> [To do]: Write the records below out in full, character for character, with no pictures.
>> START
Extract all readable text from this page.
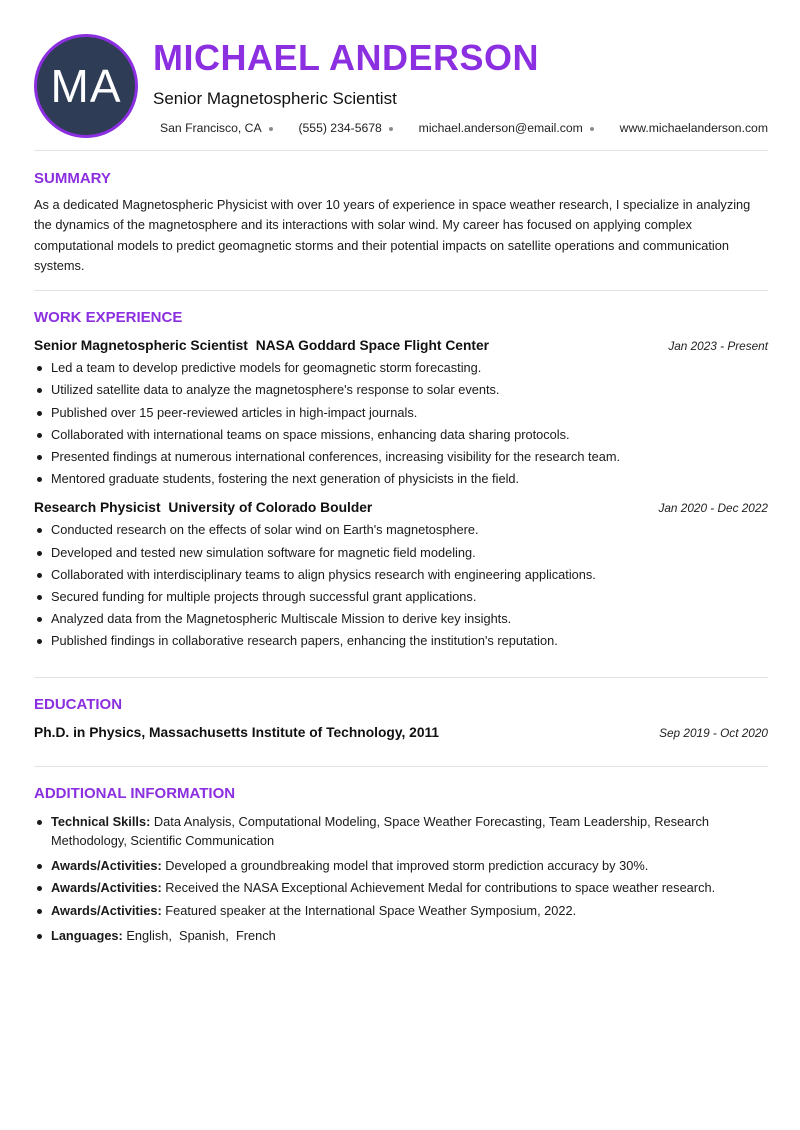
MA
MICHAEL ANDERSON
Senior Magnetospheric Scientist
San Francisco, CA	(555) 234-5678	michael.anderson@email.com	www.michaelanderson.com
SUMMARY

As a dedicated Magnetospheric Physicist with over 10 years of experience in space weather research, I specialize in analyzing the dynamics of the magnetosphere and its interactions with solar wind. My career has focused on applying complex computational models to predict geomagnetic storms and their potential impacts on satellite operations and communication systems.

WORK EXPERIENCE
Senior Magnetospheric Scientist NASA Goddard Space Flight Center	Jan 2023 - Present
Led a team to develop predictive models for geomagnetic storm forecasting.
Utilized satellite data to analyze the magnetosphere's response to solar events.
Published over 15 peer-reviewed articles in high-impact journals.
Collaborated with international teams on space missions, enhancing data sharing protocols.
Presented findings at numerous international conferences, increasing visibility for the research team.
Mentored graduate students, fostering the next generation of physicists in the field.
Research Physicist University of Colorado Boulder	Jan 2020 - Dec 2022
Conducted research on the effects of solar wind on Earth's magnetosphere.
Developed and tested new simulation software for magnetic field modeling.
Collaborated with interdisciplinary teams to align physics research with engineering applications.
Secured funding for multiple projects through successful grant applications.
Analyzed data from the Magnetospheric Multiscale Mission to derive key insights.
Published findings in collaborative research papers, enhancing the institution's reputation.
EDUCATION
Ph.D. in Physics, Massachusetts Institute of Technology, 2011	Sep 2019 - Oct 2020
ADDITIONAL INFORMATION
Technical Skills: Data Analysis, Computational Modeling, Space Weather Forecasting, Team Leadership, Research Methodology, Scientific Communication
Awards/Activities: Developed a groundbreaking model that improved storm prediction accuracy by 30%.
Awards/Activities: Received the NASA Exceptional Achievement Medal for contributions to space weather research.
Awards/Activities: Featured speaker at the International Space Weather Symposium, 2022.
Languages: English,  Spanish,  French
>> END
> [Response to the task]:
Extract all readable text from this page.
MA
MICHAEL ANDERSON
Senior Magnetospheric Scientist
San Francisco, CA	(555) 234-5678	michael.anderson@email.com	www.michaelanderson.com
SUMMARY

As a dedicated Magnetospheric Physicist with over 10 years of experience in space weather research, I specialize in analyzing the dynamics of the magnetosphere and its interactions with solar wind. My career has focused on applying complex computational models to predict geomagnetic storms and their potential impacts on satellite operations and communication systems.

WORK EXPERIENCE
Senior Magnetospheric Scientist NASA Goddard Space Flight Center	Jan 2023 - Present
Led a team to develop predictive models for geomagnetic storm forecasting.
Utilized satellite data to analyze the magnetosphere's response to solar events.
Published over 15 peer-reviewed articles in high-impact journals.
Collaborated with international teams on space missions, enhancing data sharing protocols.
Presented findings at numerous international conferences, increasing visibility for the research team.
Mentored graduate students, fostering the next generation of physicists in the field.
Research Physicist University of Colorado Boulder	Jan 2020 - Dec 2022
Conducted research on the effects of solar wind on Earth's magnetosphere.
Developed and tested new simulation software for magnetic field modeling.
Collaborated with interdisciplinary teams to align physics research with engineering applications.
Secured funding for multiple projects through successful grant applications.
Analyzed data from the Magnetospheric Multiscale Mission to derive key insights.
Published findings in collaborative research papers, enhancing the institution's reputation.
EDUCATION
Ph.D. in Physics, Massachusetts Institute of Technology, 2011	Sep 2019 - Oct 2020
ADDITIONAL INFORMATION
Technical Skills: Data Analysis, Computational Modeling, Space Weather Forecasting, Team Leadership, Research Methodology, Scientific Communication
Awards/Activities: Developed a groundbreaking model that improved storm prediction accuracy by 30%.
Awards/Activities: Received the NASA Exceptional Achievement Medal for contributions to space weather research.
Awards/Activities: Featured speaker at the International Space Weather Symposium, 2022.
Languages: English,  Spanish,  French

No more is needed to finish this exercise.